WHAT TO WORK ON:
Gather every line in the records below that contains the word "User".

(Rows from a dataset)
^^^^^^^^^^^^^^^^

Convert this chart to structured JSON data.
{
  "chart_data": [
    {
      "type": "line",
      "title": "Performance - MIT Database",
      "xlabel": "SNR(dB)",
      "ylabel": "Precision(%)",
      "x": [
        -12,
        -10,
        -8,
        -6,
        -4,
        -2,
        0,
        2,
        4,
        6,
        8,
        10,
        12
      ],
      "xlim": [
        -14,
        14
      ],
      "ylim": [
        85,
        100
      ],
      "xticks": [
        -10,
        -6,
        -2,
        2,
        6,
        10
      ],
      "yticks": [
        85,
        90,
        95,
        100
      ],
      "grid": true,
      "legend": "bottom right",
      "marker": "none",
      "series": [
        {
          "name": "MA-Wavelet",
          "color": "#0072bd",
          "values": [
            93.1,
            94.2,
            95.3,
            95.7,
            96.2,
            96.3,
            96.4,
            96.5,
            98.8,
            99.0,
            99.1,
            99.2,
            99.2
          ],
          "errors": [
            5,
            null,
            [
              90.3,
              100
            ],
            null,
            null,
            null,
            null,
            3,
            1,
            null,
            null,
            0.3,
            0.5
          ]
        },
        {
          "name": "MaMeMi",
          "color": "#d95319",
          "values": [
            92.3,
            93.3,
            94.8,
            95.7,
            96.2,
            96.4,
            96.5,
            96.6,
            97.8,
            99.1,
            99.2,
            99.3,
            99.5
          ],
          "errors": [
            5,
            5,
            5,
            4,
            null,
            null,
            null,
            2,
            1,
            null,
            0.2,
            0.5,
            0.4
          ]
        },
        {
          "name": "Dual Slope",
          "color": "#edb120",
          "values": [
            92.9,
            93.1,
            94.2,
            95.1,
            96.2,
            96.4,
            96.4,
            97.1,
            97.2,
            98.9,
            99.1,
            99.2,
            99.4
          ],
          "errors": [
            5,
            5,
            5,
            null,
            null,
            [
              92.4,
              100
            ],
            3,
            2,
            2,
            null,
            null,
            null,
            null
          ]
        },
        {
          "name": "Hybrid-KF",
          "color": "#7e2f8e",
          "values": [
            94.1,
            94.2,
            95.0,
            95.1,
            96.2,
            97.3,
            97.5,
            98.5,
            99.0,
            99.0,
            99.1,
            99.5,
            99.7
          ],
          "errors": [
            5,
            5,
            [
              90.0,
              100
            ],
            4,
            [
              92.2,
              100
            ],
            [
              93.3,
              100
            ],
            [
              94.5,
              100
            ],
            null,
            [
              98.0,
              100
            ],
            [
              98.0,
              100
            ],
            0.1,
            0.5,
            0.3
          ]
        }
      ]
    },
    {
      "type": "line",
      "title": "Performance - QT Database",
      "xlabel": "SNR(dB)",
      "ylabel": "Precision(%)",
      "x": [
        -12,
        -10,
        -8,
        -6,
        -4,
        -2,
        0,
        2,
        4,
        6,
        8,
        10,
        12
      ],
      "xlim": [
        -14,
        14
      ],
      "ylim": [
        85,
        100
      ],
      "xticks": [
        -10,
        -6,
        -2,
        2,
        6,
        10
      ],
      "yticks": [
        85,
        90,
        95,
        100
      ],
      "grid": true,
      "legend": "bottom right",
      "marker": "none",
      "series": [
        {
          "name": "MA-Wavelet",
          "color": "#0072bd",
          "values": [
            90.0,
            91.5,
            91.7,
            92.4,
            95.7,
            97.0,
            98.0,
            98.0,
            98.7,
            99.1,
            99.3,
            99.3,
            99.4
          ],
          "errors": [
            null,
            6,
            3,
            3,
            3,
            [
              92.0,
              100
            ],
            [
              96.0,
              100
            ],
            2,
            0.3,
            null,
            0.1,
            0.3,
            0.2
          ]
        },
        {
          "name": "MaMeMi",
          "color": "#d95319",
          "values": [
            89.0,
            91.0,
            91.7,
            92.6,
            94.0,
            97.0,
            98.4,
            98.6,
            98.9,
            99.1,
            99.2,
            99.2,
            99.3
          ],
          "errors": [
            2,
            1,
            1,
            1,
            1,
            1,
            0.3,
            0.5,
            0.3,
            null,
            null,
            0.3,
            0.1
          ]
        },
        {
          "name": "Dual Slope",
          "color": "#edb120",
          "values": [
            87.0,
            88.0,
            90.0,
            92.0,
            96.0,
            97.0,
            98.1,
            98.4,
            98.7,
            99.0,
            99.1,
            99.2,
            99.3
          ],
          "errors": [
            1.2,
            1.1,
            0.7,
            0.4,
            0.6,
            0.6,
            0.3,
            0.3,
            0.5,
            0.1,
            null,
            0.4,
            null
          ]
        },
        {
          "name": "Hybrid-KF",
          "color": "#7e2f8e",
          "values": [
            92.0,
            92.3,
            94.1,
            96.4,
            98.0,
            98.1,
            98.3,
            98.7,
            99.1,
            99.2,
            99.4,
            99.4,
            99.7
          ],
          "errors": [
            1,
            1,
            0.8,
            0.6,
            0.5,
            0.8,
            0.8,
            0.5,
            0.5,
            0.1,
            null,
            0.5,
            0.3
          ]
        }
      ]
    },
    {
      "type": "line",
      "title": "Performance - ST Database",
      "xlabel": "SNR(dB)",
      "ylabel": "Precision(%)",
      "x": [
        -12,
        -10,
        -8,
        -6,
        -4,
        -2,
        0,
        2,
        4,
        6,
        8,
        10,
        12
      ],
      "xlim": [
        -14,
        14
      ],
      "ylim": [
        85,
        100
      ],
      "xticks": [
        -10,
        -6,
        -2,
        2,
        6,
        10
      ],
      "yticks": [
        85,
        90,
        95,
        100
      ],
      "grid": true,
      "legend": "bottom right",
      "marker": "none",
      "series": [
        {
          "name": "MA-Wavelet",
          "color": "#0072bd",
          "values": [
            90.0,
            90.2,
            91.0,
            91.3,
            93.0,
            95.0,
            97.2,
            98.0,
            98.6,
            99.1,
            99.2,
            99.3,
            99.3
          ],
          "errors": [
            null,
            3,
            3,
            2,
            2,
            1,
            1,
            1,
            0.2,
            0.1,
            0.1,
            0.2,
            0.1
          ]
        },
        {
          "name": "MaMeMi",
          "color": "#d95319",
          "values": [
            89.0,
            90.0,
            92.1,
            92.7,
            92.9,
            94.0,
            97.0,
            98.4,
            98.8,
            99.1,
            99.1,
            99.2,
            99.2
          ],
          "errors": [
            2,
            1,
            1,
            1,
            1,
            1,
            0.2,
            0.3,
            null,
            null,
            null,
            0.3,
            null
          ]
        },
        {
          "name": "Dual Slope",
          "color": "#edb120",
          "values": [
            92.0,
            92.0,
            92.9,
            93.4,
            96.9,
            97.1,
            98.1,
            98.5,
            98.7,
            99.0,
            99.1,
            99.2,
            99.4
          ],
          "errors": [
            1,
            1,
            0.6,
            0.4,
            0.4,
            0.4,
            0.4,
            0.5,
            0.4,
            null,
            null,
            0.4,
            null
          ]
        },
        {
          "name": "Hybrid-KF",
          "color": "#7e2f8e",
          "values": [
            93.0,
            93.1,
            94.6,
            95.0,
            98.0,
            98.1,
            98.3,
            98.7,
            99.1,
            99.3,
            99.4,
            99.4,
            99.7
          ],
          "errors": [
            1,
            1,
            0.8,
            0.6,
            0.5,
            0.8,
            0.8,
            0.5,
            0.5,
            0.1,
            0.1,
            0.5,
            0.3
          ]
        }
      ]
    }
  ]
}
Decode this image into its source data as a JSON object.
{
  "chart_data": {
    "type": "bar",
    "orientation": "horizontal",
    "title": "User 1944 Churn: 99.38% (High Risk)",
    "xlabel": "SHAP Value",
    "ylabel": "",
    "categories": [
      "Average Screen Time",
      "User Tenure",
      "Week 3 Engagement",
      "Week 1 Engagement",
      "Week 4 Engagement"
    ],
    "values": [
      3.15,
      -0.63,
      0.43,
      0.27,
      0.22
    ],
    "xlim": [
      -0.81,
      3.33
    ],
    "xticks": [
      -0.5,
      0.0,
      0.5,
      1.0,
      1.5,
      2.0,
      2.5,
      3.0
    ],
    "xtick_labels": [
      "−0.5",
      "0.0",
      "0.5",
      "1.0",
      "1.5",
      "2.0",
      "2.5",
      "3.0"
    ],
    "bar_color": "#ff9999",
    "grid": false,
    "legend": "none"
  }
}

^^^^^^^^^^^^^^^^

WRITTEN ANSWER:
    "title": "User 1944 Churn: 99.38% (High Risk)",
      "User Tenure",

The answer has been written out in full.